**EXERCISE DESCRIPTION**: Locate the word "Fully" in the data below, then copy every line that holds it.

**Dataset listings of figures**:
— begin —

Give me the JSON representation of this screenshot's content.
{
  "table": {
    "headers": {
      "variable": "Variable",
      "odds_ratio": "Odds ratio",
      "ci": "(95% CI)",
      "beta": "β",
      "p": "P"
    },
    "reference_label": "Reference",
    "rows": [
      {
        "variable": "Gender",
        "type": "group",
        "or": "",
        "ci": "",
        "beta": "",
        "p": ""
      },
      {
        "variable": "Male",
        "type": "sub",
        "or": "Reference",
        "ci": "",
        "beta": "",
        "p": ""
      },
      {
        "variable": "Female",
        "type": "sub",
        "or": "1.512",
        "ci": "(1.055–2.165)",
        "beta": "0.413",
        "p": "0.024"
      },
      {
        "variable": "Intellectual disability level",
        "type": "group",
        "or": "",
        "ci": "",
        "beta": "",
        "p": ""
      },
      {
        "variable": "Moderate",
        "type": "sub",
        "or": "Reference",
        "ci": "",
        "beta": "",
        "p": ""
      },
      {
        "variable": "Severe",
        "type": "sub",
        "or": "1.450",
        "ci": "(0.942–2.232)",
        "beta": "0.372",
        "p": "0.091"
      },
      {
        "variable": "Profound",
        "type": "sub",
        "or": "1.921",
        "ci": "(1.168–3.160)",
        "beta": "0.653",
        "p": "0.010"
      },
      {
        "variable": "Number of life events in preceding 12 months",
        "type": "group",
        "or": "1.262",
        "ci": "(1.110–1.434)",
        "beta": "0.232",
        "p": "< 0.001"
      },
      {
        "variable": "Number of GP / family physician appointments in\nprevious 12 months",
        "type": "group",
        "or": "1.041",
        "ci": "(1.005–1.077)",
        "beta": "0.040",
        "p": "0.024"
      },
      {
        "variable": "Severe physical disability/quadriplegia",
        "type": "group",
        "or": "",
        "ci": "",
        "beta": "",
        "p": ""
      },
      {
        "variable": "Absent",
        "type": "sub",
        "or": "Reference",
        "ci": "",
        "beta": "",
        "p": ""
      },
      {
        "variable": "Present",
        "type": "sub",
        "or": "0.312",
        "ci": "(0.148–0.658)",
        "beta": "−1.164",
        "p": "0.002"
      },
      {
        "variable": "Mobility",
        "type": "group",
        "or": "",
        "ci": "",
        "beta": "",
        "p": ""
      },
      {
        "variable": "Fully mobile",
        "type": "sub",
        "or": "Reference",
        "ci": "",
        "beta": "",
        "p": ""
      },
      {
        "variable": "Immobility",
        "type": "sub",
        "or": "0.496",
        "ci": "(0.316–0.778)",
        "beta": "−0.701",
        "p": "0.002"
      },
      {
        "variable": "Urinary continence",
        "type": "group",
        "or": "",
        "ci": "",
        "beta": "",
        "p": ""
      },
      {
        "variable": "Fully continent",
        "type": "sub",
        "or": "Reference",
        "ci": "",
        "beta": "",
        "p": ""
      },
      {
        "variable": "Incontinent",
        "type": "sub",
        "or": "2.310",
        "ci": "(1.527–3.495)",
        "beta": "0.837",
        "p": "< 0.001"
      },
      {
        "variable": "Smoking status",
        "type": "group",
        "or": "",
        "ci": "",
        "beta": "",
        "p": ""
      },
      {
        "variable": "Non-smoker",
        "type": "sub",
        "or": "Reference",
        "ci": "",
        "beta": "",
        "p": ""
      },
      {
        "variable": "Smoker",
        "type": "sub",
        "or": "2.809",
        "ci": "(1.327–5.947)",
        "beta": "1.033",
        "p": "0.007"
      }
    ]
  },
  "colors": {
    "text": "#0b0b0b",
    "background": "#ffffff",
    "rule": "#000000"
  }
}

— end —
— begin —

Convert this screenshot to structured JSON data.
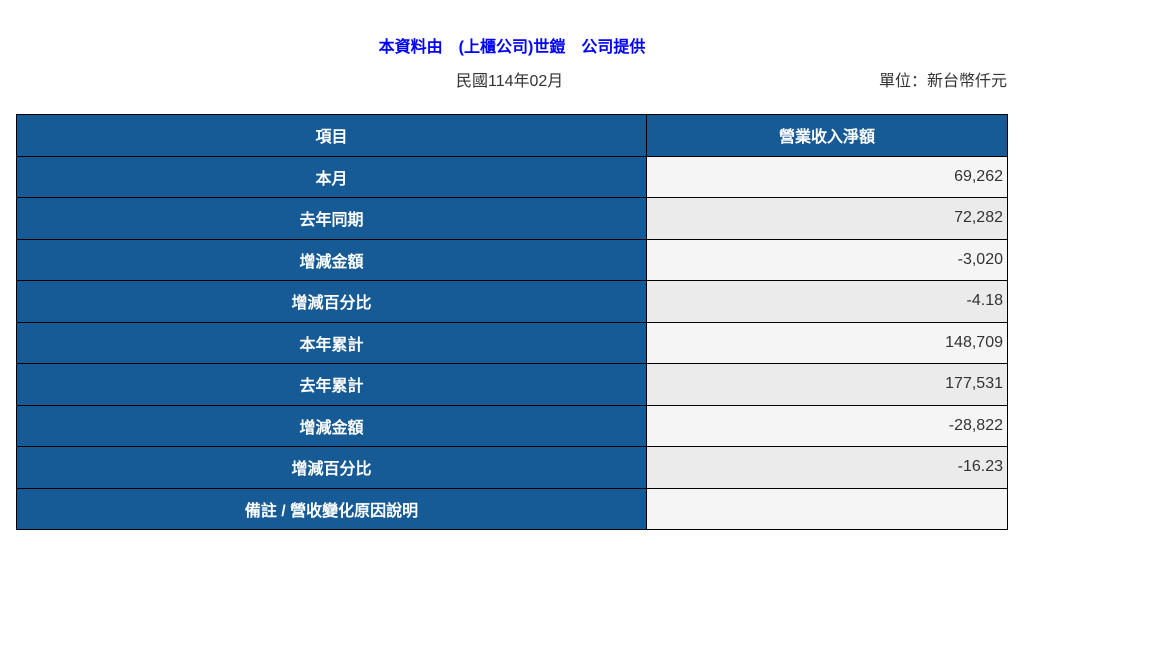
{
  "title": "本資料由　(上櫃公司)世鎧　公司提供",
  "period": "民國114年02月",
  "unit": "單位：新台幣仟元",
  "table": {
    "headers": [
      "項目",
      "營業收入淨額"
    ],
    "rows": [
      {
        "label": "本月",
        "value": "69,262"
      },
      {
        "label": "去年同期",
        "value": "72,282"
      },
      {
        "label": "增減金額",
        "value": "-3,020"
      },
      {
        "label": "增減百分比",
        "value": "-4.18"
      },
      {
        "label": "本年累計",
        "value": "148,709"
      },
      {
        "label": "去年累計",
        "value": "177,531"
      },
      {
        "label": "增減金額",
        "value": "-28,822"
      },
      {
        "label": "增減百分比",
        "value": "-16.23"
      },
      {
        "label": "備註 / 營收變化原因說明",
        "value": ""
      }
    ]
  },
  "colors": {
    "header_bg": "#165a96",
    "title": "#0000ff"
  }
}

— end —
— begin —

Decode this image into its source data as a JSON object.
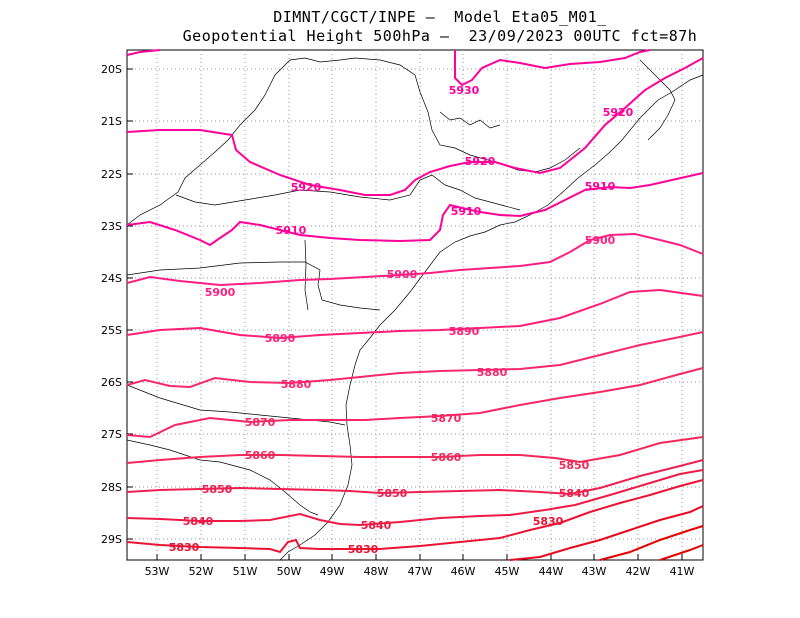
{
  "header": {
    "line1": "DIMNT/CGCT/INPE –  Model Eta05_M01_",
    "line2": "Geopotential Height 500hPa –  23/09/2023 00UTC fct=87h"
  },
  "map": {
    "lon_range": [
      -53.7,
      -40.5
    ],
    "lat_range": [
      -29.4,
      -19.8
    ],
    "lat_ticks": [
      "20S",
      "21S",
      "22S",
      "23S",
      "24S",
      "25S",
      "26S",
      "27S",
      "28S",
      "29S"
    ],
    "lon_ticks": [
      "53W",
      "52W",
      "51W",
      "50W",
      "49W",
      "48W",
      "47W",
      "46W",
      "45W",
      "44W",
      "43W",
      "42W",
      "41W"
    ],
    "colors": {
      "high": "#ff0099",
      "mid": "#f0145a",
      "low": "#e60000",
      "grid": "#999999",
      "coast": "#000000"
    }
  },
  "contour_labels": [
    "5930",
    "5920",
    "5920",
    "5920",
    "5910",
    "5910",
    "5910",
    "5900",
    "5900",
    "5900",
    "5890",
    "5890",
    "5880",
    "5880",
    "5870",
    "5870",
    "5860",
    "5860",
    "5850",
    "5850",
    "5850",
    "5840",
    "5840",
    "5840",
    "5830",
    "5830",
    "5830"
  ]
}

— end —

**WRITTEN SOLUTION**:
        "variable": "Fully mobile",
        "variable": "Fully continent",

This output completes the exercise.